** Prompt 1 **
According to the Milliman passage, why must the team validating a model understand its algorithm?
** Prompt 2 **
In the Milliman passage, rewrite the span that begins at the words "Outcomes analysis refers" and ends after "with independent variables….", replacing "sparse data" with "limited data".
Excerpted passage section start
Working from a mock-up drafted by the client, the [Milliman] team reproduced the dashboard to the client’s specifications, but it is now supported by newly developed software as well as the client’s data warehouse. The dashboard allows the client’s management team to quire different aspects of passenger usage to gain insight into traffic flows and revenue. Colour-coded symbols, which when clicked on, give managers a concise picture of a train’s revenue and traffic. Managers can also quire the system based on selected features for both past usage and anticipated ridership, and are now able to make more informed decisions about pricing, the need for discounts or adjustments to marketing campaigns.

Because the model can adapt to new situations, deviations from the average error are confined to a much more narrow range. This means managers can have more confidence in the model’s predictive value and increases their ability to manage revenue.

Emerging risk analytics: Application of advanced analytics to the understanding of emerging risk

This report by Milliman’s Neil Cantle uses advanced machine learning algorithms, such as deep neural networks, to analyse social media conversations about Brexit. The purpose of the study was to examine whether useful information could be extracted from social media in what is effectively real time on a key topic in a political economy.

Validating machine-learning models

While machine-learning techniques can improve business processes, predict future outcomes, and save money, they also increase modeling risk because of their complex and opaque features. In this article, Milliman’s Jonathan Glowacki and Martin Reichhoff discuss how model validation techniques can mitigate the potential pitfalls of machine-learning algorithms.

Here is an excerpt:

An independent model validation carried out by knowledgeable professionals can mitigate the risks associated with new modeling techniques. In spite of the novelty of machine-learning techniques, there are several methods to safeguard against overfitting and other modeling flaws. The most important requirement for model validation is for the team performing the model validation to understand the algorithm. If the validator does not understand the theory and assumptions behind the model, then they are likely to not perform an effective model validation on the process. After demonstrating an understanding on the model theory, the following procedures are helpful in performing the validation.

Outcomes analysis refers to comparing modeled results to actual data. For advanced modeling techniques, outcomes analysis becomes a very simple yet useful approach to understanding model interactions and pitfalls. One way to understand model results is to simply plot the range of the independent variable against both the actual and predicted outcome along with the number of observations. This allows the user to visualize the univariate relationship within the model and understand if the model is overfitting to sparse data. To evaluate possible interactions, cross plots can also be created looking at results in two dimensions as opposed to a single dimension. Dimensionality beyond two dimensions becomes difficult to evaluate, but looking at simple interactions does provide an initial useful understanding of how the model behaves with independent variables….

…Cross-validation is a common strategy to help ensure that a model isn’t overfitting the sample data it’s being developed with. Cross-validation has been used to help ensure the integrity of other statistical methods in the past, and with the rising popularity of machine-learning techniques, it has become even more important. In cross-validation, a model is fitted using only a portion of the sample data. The model is then applied to the other portion of the data to test performance. Ideally, a model will perform equally well on both portions of the data. If it doesn’t, it’s likely that the model has been over fit.
Excerpted passage section end
Excerpted records section start
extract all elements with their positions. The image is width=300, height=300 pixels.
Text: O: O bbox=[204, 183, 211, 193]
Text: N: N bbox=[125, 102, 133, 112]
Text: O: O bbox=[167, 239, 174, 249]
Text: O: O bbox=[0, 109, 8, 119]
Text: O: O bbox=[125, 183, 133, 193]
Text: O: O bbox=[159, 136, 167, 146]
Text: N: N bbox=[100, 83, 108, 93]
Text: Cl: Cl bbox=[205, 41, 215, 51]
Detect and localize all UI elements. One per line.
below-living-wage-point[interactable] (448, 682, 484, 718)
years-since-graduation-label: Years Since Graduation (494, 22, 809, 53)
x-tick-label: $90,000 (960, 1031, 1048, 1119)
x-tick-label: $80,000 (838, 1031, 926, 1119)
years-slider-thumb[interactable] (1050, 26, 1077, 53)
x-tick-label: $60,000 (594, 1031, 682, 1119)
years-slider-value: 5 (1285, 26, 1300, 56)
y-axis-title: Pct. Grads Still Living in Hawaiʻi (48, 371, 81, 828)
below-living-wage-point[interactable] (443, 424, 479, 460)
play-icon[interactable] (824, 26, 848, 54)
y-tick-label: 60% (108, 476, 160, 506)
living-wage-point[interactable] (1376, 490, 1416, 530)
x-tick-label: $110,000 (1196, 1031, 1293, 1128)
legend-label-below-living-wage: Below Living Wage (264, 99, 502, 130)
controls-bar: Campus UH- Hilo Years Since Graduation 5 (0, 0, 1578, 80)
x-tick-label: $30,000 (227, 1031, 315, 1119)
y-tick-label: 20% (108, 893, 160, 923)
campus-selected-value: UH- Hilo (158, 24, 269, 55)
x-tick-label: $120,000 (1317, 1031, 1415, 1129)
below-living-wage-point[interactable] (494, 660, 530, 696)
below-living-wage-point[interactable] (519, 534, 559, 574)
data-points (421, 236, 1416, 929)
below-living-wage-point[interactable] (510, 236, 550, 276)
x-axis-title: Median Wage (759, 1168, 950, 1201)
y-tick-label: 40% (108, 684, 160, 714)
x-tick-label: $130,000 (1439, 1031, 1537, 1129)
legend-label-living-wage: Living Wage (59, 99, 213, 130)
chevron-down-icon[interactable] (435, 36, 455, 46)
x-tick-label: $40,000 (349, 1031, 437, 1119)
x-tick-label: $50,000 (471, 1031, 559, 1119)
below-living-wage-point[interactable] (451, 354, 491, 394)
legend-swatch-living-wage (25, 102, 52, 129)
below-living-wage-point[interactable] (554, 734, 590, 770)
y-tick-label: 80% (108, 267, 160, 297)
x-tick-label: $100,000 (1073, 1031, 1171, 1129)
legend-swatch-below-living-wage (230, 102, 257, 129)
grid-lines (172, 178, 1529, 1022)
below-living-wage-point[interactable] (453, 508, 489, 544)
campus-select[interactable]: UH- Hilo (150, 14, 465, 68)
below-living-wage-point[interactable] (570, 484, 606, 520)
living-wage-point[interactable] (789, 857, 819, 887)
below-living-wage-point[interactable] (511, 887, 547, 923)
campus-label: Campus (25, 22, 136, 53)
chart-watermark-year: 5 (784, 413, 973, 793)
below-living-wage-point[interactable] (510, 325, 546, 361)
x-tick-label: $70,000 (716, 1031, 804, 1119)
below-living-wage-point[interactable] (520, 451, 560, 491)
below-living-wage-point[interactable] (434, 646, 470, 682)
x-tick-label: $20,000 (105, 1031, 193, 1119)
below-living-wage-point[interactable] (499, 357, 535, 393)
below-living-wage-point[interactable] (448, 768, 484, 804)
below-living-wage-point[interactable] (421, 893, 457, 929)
Excerpted records section end
** Your response 1 **
If the validator does not understand the theory and assumptions behind the model, they are likely not to carry out an effective validation of the process.

** Your response 2 **
Outcomes analysis refers to comparing modeled results to actual data. For advanced modeling techniques, outcomes analysis becomes a very simple yet useful approach to understanding model interactions and pitfalls. One way to understand model results is to simply plot the range of the independent variable against both the actual and predicted outcome along with the number of observations. This allows the user to visualize the univariate relationship within the model and understand if the model is overfitting to limited data. To evaluate possible interactions, cross plots can also be created looking at results in two dimensions as opposed to a single dimension. Dimensionality beyond two dimensions becomes difficult to evaluate, but looking at simple interactions does provide an initial useful understanding of how the model behaves with independent variables….